Extracted records
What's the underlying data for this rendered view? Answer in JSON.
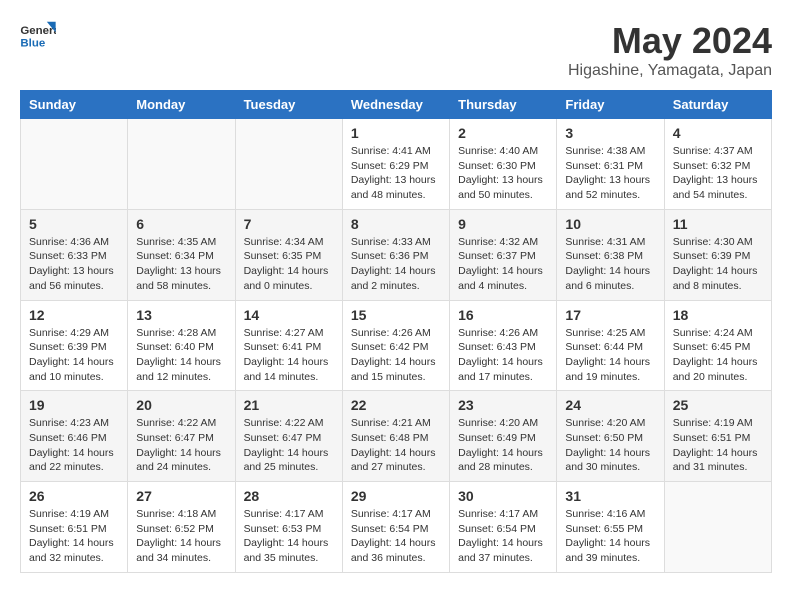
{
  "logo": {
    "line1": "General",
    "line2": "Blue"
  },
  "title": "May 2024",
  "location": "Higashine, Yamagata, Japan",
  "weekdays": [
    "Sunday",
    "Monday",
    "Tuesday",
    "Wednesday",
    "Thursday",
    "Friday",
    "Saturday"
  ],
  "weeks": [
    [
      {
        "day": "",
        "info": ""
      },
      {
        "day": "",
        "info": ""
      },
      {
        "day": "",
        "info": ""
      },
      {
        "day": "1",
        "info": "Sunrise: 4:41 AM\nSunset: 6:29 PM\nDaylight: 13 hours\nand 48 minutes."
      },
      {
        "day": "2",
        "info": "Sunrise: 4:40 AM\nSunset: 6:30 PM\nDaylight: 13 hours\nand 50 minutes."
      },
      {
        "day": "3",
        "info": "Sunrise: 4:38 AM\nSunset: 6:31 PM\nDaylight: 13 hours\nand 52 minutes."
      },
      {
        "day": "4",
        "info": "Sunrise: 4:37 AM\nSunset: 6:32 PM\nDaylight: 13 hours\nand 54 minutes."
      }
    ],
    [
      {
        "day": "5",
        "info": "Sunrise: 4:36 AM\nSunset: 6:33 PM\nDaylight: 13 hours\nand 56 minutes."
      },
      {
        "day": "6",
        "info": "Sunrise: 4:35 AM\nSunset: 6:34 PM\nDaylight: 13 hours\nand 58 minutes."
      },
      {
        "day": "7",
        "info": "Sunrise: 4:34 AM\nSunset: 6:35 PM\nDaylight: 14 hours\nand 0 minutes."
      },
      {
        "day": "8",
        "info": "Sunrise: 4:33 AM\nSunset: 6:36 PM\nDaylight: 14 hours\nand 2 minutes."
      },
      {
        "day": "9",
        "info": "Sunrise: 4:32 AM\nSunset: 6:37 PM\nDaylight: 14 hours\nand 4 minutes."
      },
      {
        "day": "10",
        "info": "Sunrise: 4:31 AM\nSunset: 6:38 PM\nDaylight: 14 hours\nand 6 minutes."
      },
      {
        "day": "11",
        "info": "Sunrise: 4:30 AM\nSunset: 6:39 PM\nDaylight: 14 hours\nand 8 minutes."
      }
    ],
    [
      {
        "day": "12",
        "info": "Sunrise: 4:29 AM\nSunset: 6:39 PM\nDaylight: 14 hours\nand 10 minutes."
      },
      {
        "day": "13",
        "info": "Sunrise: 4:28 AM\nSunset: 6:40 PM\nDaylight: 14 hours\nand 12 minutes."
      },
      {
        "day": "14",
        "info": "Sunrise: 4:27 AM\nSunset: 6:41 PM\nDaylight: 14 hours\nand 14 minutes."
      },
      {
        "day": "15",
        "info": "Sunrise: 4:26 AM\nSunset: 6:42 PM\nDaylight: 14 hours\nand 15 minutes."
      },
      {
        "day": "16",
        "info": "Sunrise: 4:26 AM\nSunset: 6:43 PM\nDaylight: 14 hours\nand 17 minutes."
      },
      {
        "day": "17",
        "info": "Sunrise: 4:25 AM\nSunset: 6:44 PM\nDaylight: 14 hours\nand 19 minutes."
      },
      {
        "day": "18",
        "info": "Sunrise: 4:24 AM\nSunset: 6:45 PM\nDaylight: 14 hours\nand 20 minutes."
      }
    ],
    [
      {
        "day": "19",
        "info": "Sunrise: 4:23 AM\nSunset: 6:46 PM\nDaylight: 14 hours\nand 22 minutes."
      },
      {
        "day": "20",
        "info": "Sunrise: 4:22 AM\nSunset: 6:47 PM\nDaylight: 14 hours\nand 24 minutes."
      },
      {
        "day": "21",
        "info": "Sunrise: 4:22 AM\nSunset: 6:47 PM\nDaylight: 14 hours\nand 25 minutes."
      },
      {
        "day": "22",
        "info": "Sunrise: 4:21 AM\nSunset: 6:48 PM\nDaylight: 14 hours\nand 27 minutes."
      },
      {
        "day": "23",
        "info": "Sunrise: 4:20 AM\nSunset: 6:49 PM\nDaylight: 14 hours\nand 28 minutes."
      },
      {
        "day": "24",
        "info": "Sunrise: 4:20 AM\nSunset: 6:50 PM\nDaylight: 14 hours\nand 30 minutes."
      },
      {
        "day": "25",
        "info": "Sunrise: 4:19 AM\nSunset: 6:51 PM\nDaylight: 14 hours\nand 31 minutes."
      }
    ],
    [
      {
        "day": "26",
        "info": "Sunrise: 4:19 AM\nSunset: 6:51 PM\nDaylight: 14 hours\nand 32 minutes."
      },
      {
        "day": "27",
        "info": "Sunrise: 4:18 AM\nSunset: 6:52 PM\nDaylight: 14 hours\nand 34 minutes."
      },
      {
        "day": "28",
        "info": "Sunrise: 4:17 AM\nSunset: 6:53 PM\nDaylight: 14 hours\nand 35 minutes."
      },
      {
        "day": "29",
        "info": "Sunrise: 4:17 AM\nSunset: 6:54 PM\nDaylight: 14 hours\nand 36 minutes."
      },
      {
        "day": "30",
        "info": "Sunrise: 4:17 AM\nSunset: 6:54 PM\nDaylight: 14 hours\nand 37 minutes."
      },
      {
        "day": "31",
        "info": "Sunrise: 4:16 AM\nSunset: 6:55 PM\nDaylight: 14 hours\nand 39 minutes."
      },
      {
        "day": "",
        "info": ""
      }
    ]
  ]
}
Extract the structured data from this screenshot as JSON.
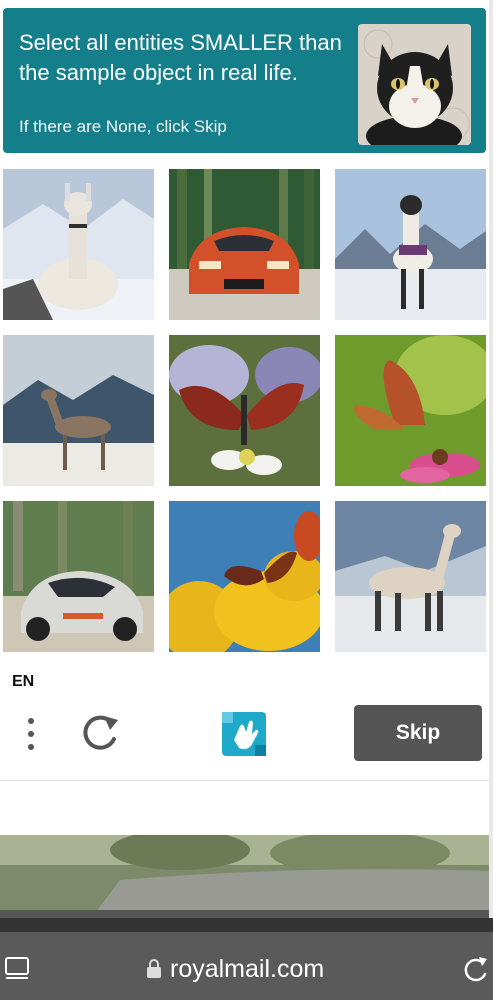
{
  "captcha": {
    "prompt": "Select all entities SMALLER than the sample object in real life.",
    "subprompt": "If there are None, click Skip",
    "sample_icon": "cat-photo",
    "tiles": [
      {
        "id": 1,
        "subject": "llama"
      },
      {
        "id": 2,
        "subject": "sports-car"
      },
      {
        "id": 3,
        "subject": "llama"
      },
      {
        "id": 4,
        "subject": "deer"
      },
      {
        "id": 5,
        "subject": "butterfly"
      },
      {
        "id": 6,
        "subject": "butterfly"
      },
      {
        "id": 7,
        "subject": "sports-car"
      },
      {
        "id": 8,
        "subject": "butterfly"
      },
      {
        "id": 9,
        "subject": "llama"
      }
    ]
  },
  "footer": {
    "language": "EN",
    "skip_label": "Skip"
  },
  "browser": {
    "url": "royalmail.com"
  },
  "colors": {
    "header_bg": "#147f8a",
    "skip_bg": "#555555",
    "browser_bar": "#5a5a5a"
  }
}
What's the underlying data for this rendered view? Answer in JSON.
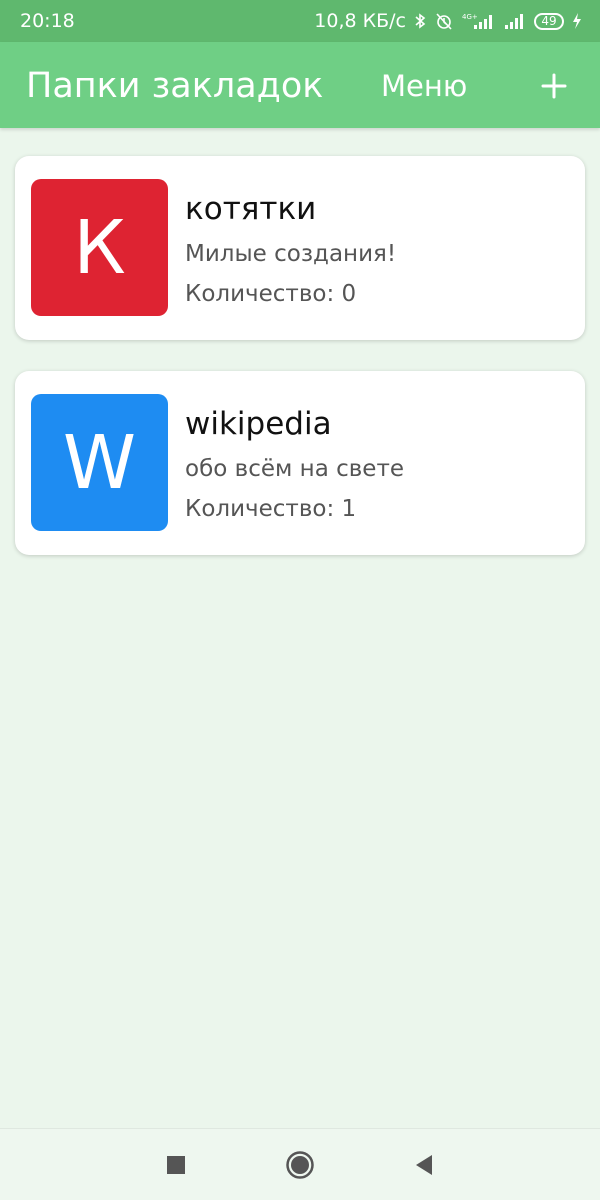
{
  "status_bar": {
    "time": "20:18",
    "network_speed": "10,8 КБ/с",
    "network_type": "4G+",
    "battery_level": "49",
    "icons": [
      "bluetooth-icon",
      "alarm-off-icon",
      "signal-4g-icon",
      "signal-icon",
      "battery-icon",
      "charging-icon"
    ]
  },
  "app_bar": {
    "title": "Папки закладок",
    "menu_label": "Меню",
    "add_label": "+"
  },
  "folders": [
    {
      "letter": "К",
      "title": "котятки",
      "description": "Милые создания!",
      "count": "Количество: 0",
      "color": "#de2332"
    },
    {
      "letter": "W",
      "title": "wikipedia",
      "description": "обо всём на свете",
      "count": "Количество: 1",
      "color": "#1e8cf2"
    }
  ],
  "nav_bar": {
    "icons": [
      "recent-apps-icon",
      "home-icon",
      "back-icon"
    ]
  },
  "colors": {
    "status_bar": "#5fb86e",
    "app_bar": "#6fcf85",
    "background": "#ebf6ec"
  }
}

Requirement> Using the records above, retype everything exactly except the pictures.

Complete answer>
What's the underlying data for this rendered view? Answer in JSON.
{
  "logo": {
    "line1": "General",
    "line2": "Blue"
  },
  "title": "May 2024",
  "location": "Higashine, Yamagata, Japan",
  "weekdays": [
    "Sunday",
    "Monday",
    "Tuesday",
    "Wednesday",
    "Thursday",
    "Friday",
    "Saturday"
  ],
  "weeks": [
    [
      {
        "day": "",
        "info": ""
      },
      {
        "day": "",
        "info": ""
      },
      {
        "day": "",
        "info": ""
      },
      {
        "day": "1",
        "info": "Sunrise: 4:41 AM\nSunset: 6:29 PM\nDaylight: 13 hours\nand 48 minutes."
      },
      {
        "day": "2",
        "info": "Sunrise: 4:40 AM\nSunset: 6:30 PM\nDaylight: 13 hours\nand 50 minutes."
      },
      {
        "day": "3",
        "info": "Sunrise: 4:38 AM\nSunset: 6:31 PM\nDaylight: 13 hours\nand 52 minutes."
      },
      {
        "day": "4",
        "info": "Sunrise: 4:37 AM\nSunset: 6:32 PM\nDaylight: 13 hours\nand 54 minutes."
      }
    ],
    [
      {
        "day": "5",
        "info": "Sunrise: 4:36 AM\nSunset: 6:33 PM\nDaylight: 13 hours\nand 56 minutes."
      },
      {
        "day": "6",
        "info": "Sunrise: 4:35 AM\nSunset: 6:34 PM\nDaylight: 13 hours\nand 58 minutes."
      },
      {
        "day": "7",
        "info": "Sunrise: 4:34 AM\nSunset: 6:35 PM\nDaylight: 14 hours\nand 0 minutes."
      },
      {
        "day": "8",
        "info": "Sunrise: 4:33 AM\nSunset: 6:36 PM\nDaylight: 14 hours\nand 2 minutes."
      },
      {
        "day": "9",
        "info": "Sunrise: 4:32 AM\nSunset: 6:37 PM\nDaylight: 14 hours\nand 4 minutes."
      },
      {
        "day": "10",
        "info": "Sunrise: 4:31 AM\nSunset: 6:38 PM\nDaylight: 14 hours\nand 6 minutes."
      },
      {
        "day": "11",
        "info": "Sunrise: 4:30 AM\nSunset: 6:39 PM\nDaylight: 14 hours\nand 8 minutes."
      }
    ],
    [
      {
        "day": "12",
        "info": "Sunrise: 4:29 AM\nSunset: 6:39 PM\nDaylight: 14 hours\nand 10 minutes."
      },
      {
        "day": "13",
        "info": "Sunrise: 4:28 AM\nSunset: 6:40 PM\nDaylight: 14 hours\nand 12 minutes."
      },
      {
        "day": "14",
        "info": "Sunrise: 4:27 AM\nSunset: 6:41 PM\nDaylight: 14 hours\nand 14 minutes."
      },
      {
        "day": "15",
        "info": "Sunrise: 4:26 AM\nSunset: 6:42 PM\nDaylight: 14 hours\nand 15 minutes."
      },
      {
        "day": "16",
        "info": "Sunrise: 4:26 AM\nSunset: 6:43 PM\nDaylight: 14 hours\nand 17 minutes."
      },
      {
        "day": "17",
        "info": "Sunrise: 4:25 AM\nSunset: 6:44 PM\nDaylight: 14 hours\nand 19 minutes."
      },
      {
        "day": "18",
        "info": "Sunrise: 4:24 AM\nSunset: 6:45 PM\nDaylight: 14 hours\nand 20 minutes."
      }
    ],
    [
      {
        "day": "19",
        "info": "Sunrise: 4:23 AM\nSunset: 6:46 PM\nDaylight: 14 hours\nand 22 minutes."
      },
      {
        "day": "20",
        "info": "Sunrise: 4:22 AM\nSunset: 6:47 PM\nDaylight: 14 hours\nand 24 minutes."
      },
      {
        "day": "21",
        "info": "Sunrise: 4:22 AM\nSunset: 6:47 PM\nDaylight: 14 hours\nand 25 minutes."
      },
      {
        "day": "22",
        "info": "Sunrise: 4:21 AM\nSunset: 6:48 PM\nDaylight: 14 hours\nand 27 minutes."
      },
      {
        "day": "23",
        "info": "Sunrise: 4:20 AM\nSunset: 6:49 PM\nDaylight: 14 hours\nand 28 minutes."
      },
      {
        "day": "24",
        "info": "Sunrise: 4:20 AM\nSunset: 6:50 PM\nDaylight: 14 hours\nand 30 minutes."
      },
      {
        "day": "25",
        "info": "Sunrise: 4:19 AM\nSunset: 6:51 PM\nDaylight: 14 hours\nand 31 minutes."
      }
    ],
    [
      {
        "day": "26",
        "info": "Sunrise: 4:19 AM\nSunset: 6:51 PM\nDaylight: 14 hours\nand 32 minutes."
      },
      {
        "day": "27",
        "info": "Sunrise: 4:18 AM\nSunset: 6:52 PM\nDaylight: 14 hours\nand 34 minutes."
      },
      {
        "day": "28",
        "info": "Sunrise: 4:17 AM\nSunset: 6:53 PM\nDaylight: 14 hours\nand 35 minutes."
      },
      {
        "day": "29",
        "info": "Sunrise: 4:17 AM\nSunset: 6:54 PM\nDaylight: 14 hours\nand 36 minutes."
      },
      {
        "day": "30",
        "info": "Sunrise: 4:17 AM\nSunset: 6:54 PM\nDaylight: 14 hours\nand 37 minutes."
      },
      {
        "day": "31",
        "info": "Sunrise: 4:16 AM\nSunset: 6:55 PM\nDaylight: 14 hours\nand 39 minutes."
      },
      {
        "day": "",
        "info": ""
      }
    ]
  ]
}
Extract the structured data from this screenshot as JSON.
{
  "captcha": {
    "prompt": "Select all entities SMALLER than the sample object in real life.",
    "subprompt": "If there are None, click Skip",
    "sample_icon": "cat-photo",
    "tiles": [
      {
        "id": 1,
        "subject": "llama"
      },
      {
        "id": 2,
        "subject": "sports-car"
      },
      {
        "id": 3,
        "subject": "llama"
      },
      {
        "id": 4,
        "subject": "deer"
      },
      {
        "id": 5,
        "subject": "butterfly"
      },
      {
        "id": 6,
        "subject": "butterfly"
      },
      {
        "id": 7,
        "subject": "sports-car"
      },
      {
        "id": 8,
        "subject": "butterfly"
      },
      {
        "id": 9,
        "subject": "llama"
      }
    ]
  },
  "footer": {
    "language": "EN",
    "skip_label": "Skip"
  },
  "browser": {
    "url": "royalmail.com"
  },
  "colors": {
    "header_bg": "#147f8a",
    "skip_bg": "#555555",
    "browser_bar": "#5a5a5a"
  }
}
What's the underlying data for this rendered view? Answer in JSON.
{
  "status_bar": {
    "time": "20:18",
    "network_speed": "10,8 КБ/с",
    "network_type": "4G+",
    "battery_level": "49",
    "icons": [
      "bluetooth-icon",
      "alarm-off-icon",
      "signal-4g-icon",
      "signal-icon",
      "battery-icon",
      "charging-icon"
    ]
  },
  "app_bar": {
    "title": "Папки закладок",
    "menu_label": "Меню",
    "add_label": "+"
  },
  "folders": [
    {
      "letter": "К",
      "title": "котятки",
      "description": "Милые создания!",
      "count": "Количество: 0",
      "color": "#de2332"
    },
    {
      "letter": "W",
      "title": "wikipedia",
      "description": "обо всём на свете",
      "count": "Количество: 1",
      "color": "#1e8cf2"
    }
  ],
  "nav_bar": {
    "icons": [
      "recent-apps-icon",
      "home-icon",
      "back-icon"
    ]
  },
  "colors": {
    "status_bar": "#5fb86e",
    "app_bar": "#6fcf85",
    "background": "#ebf6ec"
  }
}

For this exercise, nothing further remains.